** begin **

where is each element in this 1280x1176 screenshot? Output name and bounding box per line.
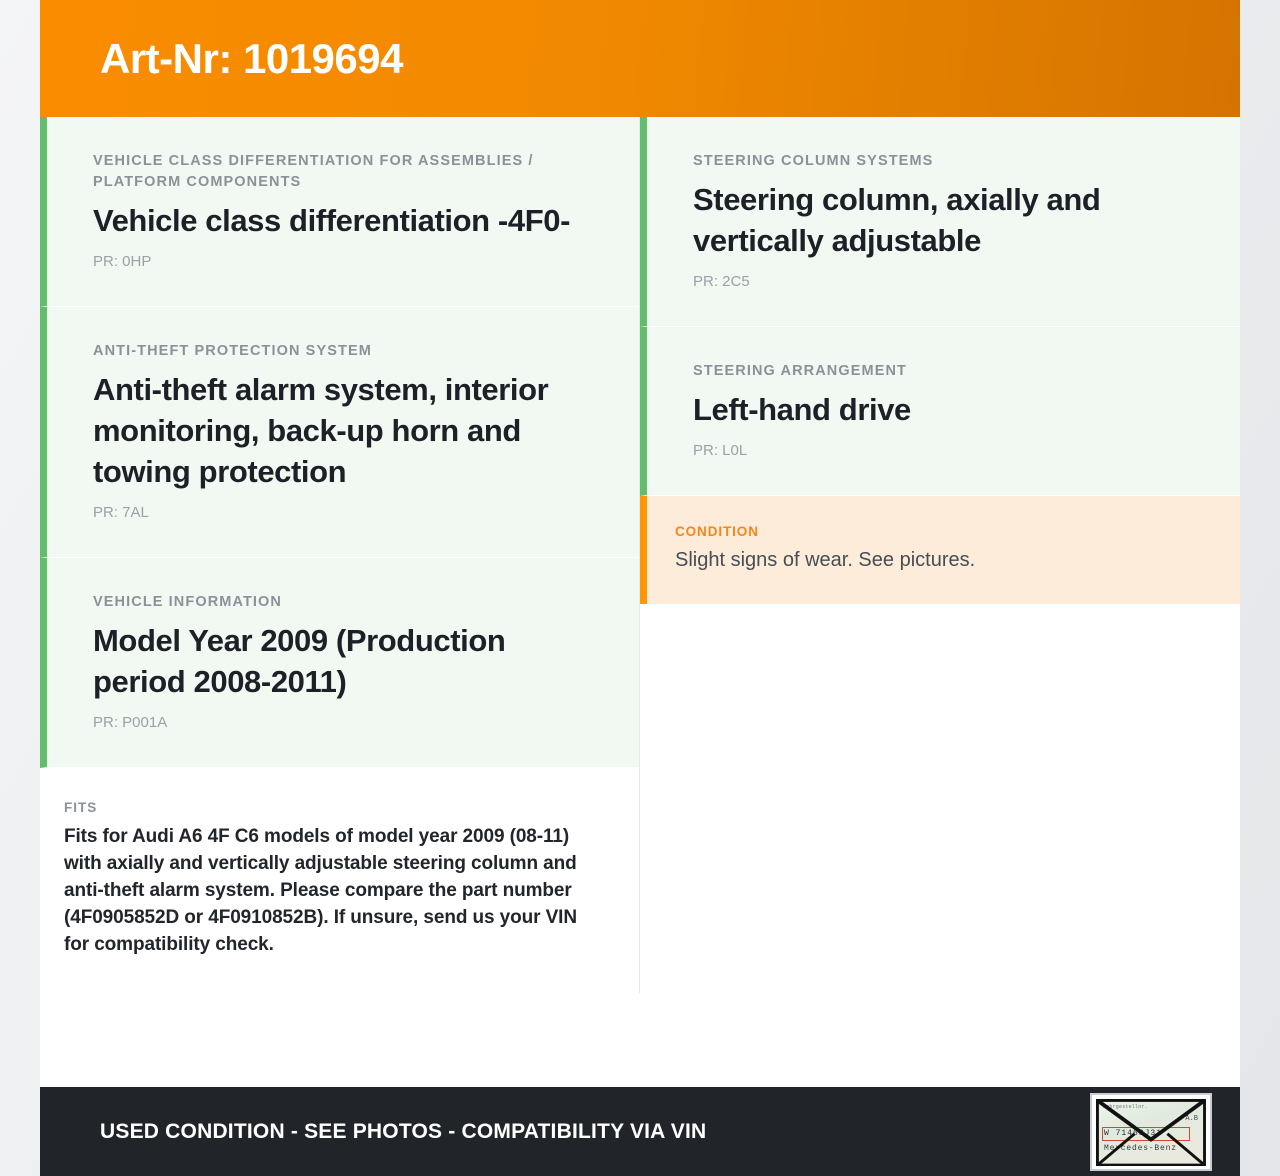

** end **
** begin **

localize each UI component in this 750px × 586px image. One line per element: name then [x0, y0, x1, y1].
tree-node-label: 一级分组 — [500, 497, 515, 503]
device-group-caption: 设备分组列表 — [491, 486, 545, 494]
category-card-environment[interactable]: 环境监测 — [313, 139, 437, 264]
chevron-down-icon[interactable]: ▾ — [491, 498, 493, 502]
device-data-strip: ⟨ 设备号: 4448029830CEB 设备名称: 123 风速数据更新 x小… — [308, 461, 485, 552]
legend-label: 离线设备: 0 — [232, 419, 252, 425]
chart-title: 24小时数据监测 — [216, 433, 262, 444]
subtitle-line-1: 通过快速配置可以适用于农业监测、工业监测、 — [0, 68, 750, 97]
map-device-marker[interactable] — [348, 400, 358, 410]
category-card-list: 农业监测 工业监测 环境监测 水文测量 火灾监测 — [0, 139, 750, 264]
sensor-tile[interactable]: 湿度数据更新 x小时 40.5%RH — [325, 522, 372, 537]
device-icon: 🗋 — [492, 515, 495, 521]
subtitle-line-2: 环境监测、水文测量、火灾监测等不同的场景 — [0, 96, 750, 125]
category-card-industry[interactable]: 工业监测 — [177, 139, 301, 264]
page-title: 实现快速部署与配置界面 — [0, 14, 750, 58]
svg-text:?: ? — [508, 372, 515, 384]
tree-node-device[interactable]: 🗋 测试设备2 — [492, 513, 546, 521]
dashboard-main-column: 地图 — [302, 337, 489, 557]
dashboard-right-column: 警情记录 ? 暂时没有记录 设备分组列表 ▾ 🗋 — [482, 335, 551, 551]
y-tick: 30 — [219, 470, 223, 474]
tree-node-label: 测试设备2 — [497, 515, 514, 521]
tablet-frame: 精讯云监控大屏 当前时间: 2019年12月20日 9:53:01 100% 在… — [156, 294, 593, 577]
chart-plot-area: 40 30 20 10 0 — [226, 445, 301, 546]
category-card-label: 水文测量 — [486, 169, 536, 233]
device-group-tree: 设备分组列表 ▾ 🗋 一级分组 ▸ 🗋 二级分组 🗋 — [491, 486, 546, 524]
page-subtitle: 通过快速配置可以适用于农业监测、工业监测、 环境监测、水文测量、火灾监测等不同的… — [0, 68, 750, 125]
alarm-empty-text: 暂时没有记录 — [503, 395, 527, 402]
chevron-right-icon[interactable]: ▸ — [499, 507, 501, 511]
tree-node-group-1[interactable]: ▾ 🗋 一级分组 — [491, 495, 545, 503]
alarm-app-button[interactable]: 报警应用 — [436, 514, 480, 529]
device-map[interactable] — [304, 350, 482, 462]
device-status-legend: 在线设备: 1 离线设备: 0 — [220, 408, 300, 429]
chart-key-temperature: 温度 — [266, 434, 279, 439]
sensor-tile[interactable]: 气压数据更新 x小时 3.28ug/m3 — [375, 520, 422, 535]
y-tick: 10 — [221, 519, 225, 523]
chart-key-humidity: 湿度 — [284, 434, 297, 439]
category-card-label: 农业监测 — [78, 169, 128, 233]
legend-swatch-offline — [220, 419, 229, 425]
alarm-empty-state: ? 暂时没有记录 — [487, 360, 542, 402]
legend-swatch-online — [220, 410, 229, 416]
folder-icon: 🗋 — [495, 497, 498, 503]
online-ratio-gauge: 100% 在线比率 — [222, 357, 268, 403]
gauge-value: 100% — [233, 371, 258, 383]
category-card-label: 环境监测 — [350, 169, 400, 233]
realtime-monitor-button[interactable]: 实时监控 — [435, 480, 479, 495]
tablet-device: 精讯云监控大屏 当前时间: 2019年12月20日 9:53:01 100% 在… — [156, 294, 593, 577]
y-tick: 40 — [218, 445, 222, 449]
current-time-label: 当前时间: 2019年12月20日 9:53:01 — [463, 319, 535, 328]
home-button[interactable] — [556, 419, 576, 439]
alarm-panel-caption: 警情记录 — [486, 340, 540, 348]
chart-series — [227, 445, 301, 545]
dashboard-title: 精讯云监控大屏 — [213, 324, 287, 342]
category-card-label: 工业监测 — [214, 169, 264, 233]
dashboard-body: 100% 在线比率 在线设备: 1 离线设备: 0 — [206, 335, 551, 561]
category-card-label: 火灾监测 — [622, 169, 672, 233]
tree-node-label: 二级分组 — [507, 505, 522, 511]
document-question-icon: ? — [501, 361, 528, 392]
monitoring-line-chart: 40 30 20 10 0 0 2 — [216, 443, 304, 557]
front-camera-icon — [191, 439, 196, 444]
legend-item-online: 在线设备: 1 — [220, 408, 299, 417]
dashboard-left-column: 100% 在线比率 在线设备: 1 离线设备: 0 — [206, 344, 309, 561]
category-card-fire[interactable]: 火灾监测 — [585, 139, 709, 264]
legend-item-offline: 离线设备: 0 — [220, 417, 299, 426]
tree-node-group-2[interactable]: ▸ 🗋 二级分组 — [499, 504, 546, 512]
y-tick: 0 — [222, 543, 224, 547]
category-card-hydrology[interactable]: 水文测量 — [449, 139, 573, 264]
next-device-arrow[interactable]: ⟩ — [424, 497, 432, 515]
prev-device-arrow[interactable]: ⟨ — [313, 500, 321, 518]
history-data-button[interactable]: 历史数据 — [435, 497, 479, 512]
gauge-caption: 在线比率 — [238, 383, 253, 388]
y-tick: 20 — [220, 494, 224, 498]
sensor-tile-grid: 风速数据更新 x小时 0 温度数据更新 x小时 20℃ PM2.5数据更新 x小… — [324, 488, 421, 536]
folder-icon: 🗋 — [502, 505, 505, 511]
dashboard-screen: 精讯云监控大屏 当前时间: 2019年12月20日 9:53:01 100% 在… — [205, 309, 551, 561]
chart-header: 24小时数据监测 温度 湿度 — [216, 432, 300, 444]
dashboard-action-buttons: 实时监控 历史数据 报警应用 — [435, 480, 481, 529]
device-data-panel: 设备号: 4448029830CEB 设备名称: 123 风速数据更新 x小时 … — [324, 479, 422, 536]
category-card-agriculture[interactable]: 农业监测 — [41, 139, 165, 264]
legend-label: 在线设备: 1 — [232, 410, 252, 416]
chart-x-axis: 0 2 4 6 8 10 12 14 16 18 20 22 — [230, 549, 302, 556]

** end **

Turn the lines from the one containing "localize each UI" through the one containing "alarm-empty-text: 暂时没有记录 —" into a numbered list, including both of those lines and dropping any blank lines.

1. localize each UI component in this 750px × 586px image. One line per element: name then [x0, y0, x1, y1].
2. tree-node-label: 一级分组 — [500, 497, 515, 503]
3. device-group-caption: 设备分组列表 — [491, 486, 545, 494]
4. category-card-environment[interactable]: 环境监测 — [313, 139, 437, 264]
5. chevron-down-icon[interactable]: ▾ — [491, 498, 493, 502]
6. device-data-strip: ⟨ 设备号: 4448029830CEB 设备名称: 123 风速数据更新 x小… — [308, 461, 485, 552]
7. legend-label: 离线设备: 0 — [232, 419, 252, 425]
8. chart-title: 24小时数据监测 — [216, 433, 262, 444]
9. subtitle-line-1: 通过快速配置可以适用于农业监测、工业监测、 — [0, 68, 750, 97]
10. map-device-marker[interactable] — [348, 400, 358, 410]
11. category-card-list: 农业监测 工业监测 环境监测 水文测量 火灾监测 — [0, 139, 750, 264]
12. sensor-tile[interactable]: 湿度数据更新 x小时 40.5%RH — [325, 522, 372, 537]
13. device-icon: 🗋 — [492, 515, 495, 521]
14. subtitle-line-2: 环境监测、水文测量、火灾监测等不同的场景 — [0, 96, 750, 125]
15. category-card-industry[interactable]: 工业监测 — [177, 139, 301, 264]
16. page-title: 实现快速部署与配置界面 — [0, 14, 750, 58]
17. svg-text:?: ? — [508, 372, 515, 384]
18. tree-node-device[interactable]: 🗋 测试设备2 — [492, 513, 546, 521]
19. dashboard-main-column: 地图 — [302, 337, 489, 557]
20. dashboard-right-column: 警情记录 ? 暂时没有记录 设备分组列表 ▾ 🗋 — [482, 335, 551, 551]
21. y-tick: 30 — [219, 470, 223, 474]
22. tree-node-label: 测试设备2 — [497, 515, 514, 521]
23. tablet-frame: 精讯云监控大屏 当前时间: 2019年12月20日 9:53:01 100% 在… — [156, 294, 593, 577]
24. chart-plot-area: 40 30 20 10 0 — [226, 445, 301, 546]
25. category-card-label: 水文测量 — [486, 169, 536, 233]
26. device-group-tree: 设备分组列表 ▾ 🗋 一级分组 ▸ 🗋 二级分组 🗋 — [491, 486, 546, 524]
27. page-subtitle: 通过快速配置可以适用于农业监测、工业监测、 环境监测、水文测量、火灾监测等不同的… — [0, 68, 750, 125]
28. alarm-empty-text: 暂时没有记录 — [503, 395, 527, 402]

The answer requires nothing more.